START Data lines

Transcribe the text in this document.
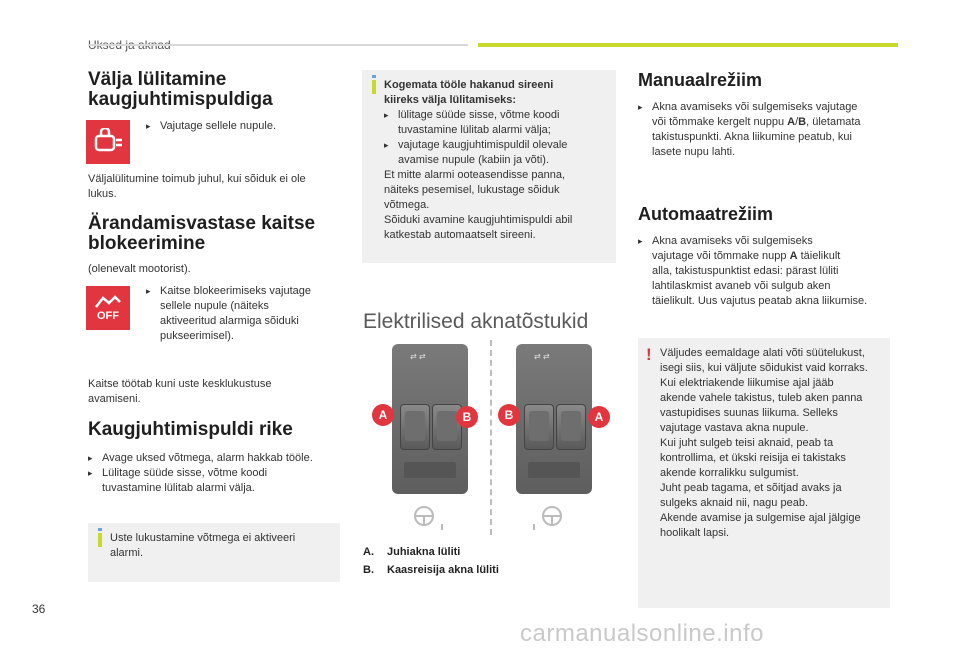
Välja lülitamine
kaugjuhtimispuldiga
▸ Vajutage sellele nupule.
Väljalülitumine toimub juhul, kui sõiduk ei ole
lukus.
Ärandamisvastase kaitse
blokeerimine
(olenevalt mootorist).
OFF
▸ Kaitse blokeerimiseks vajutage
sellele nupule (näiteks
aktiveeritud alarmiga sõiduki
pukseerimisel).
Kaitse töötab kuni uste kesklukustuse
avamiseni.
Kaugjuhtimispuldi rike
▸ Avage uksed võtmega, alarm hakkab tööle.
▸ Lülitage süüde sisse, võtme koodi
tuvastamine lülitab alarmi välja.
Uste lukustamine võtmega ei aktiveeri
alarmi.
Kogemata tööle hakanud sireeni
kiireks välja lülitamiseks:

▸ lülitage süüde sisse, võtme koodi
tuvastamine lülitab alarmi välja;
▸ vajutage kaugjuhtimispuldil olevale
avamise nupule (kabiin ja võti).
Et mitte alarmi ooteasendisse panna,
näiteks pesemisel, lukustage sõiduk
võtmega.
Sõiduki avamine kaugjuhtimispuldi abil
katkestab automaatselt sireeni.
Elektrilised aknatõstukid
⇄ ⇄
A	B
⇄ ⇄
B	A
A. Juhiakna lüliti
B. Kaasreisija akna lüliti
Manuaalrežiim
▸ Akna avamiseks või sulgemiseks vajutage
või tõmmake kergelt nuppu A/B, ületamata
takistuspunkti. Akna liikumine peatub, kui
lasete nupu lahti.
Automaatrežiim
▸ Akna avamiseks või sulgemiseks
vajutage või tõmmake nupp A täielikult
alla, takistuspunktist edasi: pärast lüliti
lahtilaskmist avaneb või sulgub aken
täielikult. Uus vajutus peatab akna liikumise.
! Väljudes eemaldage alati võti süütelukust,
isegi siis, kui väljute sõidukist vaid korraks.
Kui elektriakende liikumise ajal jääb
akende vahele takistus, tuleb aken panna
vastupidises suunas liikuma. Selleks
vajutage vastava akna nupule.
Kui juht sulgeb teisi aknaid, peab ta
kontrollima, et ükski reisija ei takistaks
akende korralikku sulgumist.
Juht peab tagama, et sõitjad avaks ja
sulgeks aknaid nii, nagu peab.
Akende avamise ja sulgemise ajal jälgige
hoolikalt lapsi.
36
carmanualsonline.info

END Data lines
START Data lines

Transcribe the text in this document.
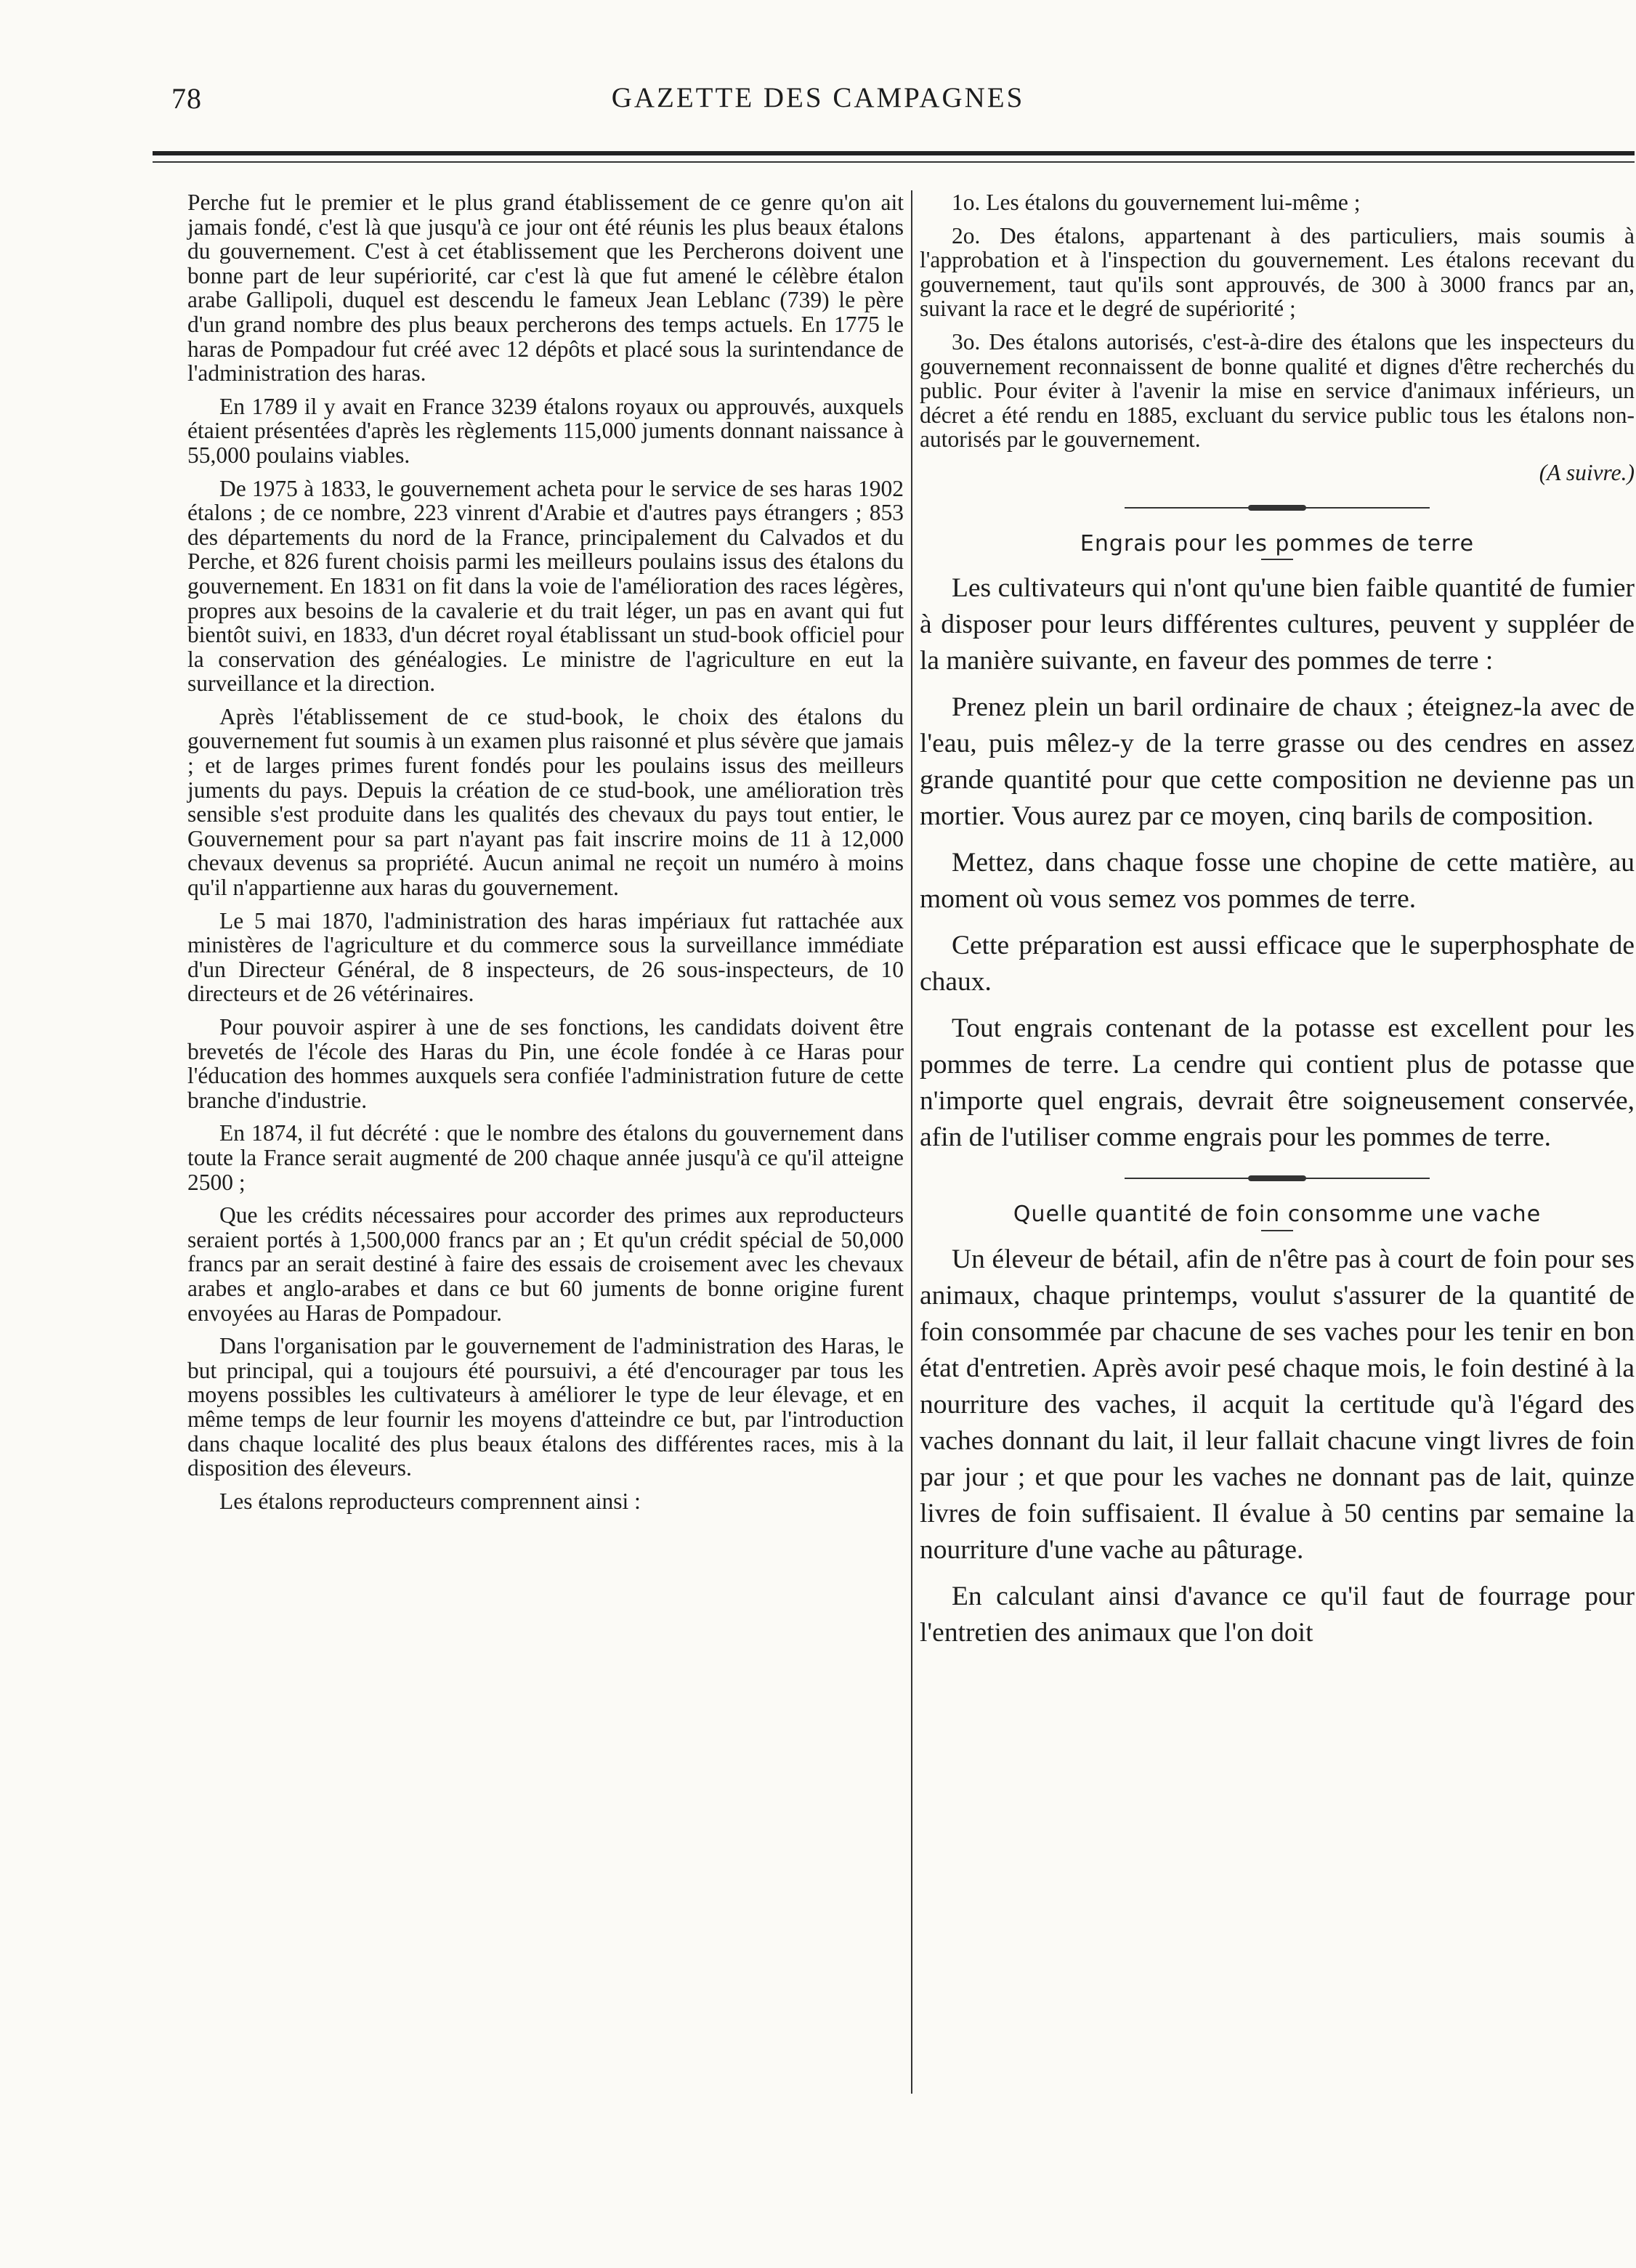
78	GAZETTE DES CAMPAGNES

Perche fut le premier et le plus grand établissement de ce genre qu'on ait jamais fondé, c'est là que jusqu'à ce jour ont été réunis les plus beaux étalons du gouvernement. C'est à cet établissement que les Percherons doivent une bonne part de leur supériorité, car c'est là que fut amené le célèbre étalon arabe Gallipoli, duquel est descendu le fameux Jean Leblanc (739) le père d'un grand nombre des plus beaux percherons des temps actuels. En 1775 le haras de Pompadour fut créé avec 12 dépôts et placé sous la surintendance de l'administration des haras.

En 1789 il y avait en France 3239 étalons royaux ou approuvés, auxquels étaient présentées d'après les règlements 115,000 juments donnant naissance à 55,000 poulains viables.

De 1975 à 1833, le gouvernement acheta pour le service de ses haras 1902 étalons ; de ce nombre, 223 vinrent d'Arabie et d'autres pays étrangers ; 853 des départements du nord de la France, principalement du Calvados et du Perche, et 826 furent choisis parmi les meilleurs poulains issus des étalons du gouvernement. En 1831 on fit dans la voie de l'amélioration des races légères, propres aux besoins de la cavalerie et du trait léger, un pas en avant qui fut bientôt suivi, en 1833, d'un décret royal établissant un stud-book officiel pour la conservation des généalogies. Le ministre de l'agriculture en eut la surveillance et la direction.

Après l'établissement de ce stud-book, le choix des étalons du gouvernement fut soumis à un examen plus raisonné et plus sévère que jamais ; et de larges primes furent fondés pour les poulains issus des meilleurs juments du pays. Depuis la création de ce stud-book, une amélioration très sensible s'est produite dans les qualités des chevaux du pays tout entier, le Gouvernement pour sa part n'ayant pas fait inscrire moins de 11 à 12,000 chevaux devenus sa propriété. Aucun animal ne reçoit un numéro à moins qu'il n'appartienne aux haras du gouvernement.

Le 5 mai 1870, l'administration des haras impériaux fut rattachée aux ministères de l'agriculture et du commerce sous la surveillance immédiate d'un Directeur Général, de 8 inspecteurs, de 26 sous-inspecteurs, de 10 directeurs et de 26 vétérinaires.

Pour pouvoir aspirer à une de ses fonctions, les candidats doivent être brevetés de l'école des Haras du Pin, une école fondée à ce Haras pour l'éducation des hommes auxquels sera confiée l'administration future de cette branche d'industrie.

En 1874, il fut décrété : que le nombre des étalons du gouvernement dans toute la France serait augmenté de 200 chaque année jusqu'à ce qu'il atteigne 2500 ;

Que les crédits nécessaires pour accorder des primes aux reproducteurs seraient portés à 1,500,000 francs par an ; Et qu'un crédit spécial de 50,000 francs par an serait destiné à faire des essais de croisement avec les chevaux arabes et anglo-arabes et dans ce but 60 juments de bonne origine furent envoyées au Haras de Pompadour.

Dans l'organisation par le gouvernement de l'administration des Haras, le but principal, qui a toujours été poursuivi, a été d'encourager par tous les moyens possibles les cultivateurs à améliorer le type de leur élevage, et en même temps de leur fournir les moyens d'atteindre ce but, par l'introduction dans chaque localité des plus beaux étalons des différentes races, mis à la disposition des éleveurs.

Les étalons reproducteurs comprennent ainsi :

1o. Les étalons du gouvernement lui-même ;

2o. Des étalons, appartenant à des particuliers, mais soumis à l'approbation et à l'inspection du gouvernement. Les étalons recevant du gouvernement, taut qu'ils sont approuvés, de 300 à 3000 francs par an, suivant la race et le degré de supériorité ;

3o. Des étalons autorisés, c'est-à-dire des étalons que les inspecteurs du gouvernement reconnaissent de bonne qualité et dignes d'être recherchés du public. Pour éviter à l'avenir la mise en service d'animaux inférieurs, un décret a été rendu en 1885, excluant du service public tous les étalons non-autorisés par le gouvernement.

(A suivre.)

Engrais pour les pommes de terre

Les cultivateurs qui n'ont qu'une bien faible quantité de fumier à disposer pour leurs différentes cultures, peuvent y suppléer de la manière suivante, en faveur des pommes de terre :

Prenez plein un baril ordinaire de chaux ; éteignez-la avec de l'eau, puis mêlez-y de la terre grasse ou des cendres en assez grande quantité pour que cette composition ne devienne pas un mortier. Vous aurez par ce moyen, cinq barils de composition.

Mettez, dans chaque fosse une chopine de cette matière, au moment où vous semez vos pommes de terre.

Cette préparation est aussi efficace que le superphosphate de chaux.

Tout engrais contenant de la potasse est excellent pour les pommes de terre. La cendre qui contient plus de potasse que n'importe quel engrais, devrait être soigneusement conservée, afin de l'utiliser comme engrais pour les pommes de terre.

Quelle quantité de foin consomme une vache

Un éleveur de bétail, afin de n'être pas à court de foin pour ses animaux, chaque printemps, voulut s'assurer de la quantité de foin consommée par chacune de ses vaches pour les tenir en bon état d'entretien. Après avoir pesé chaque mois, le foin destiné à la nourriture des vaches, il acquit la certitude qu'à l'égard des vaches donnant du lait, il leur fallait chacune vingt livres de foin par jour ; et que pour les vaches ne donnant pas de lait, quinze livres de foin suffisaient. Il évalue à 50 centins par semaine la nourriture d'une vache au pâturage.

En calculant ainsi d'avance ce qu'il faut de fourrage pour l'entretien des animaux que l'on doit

END Data lines

Exercise directions:
Find the lines with the string "service" and reproduce them.

Response to the exercise:
De 1975 à 1833, le gouvernement acheta pour le service de ses haras 1902 étalons ; de ce nombre, 223 vinrent d'Arabie et d'autres pays étrangers ; 853 des départements du nord de la France, principalement du Calvados et du Perche, et 826 furent choisis parmi les meilleurs poulains issus des étalons du gouvernement. En 1831 on fit dans la voie de l'amélioration des races légères, propres aux besoins de la cavalerie et du trait léger, un pas en avant qui fut bientôt suivi, en 1833, d'un décret royal établissant un stud-book officiel pour la conservation des généalogies. Le ministre de l'agriculture en eut la surveillance et la direction.
3o. Des étalons autorisés, c'est-à-dire des étalons que les inspecteurs du gouvernement reconnaissent de bonne qualité et dignes d'être recherchés du public. Pour éviter à l'avenir la mise en service d'animaux inférieurs, un décret a été rendu en 1885, excluant du service public tous les étalons non-autorisés par le gouvernement.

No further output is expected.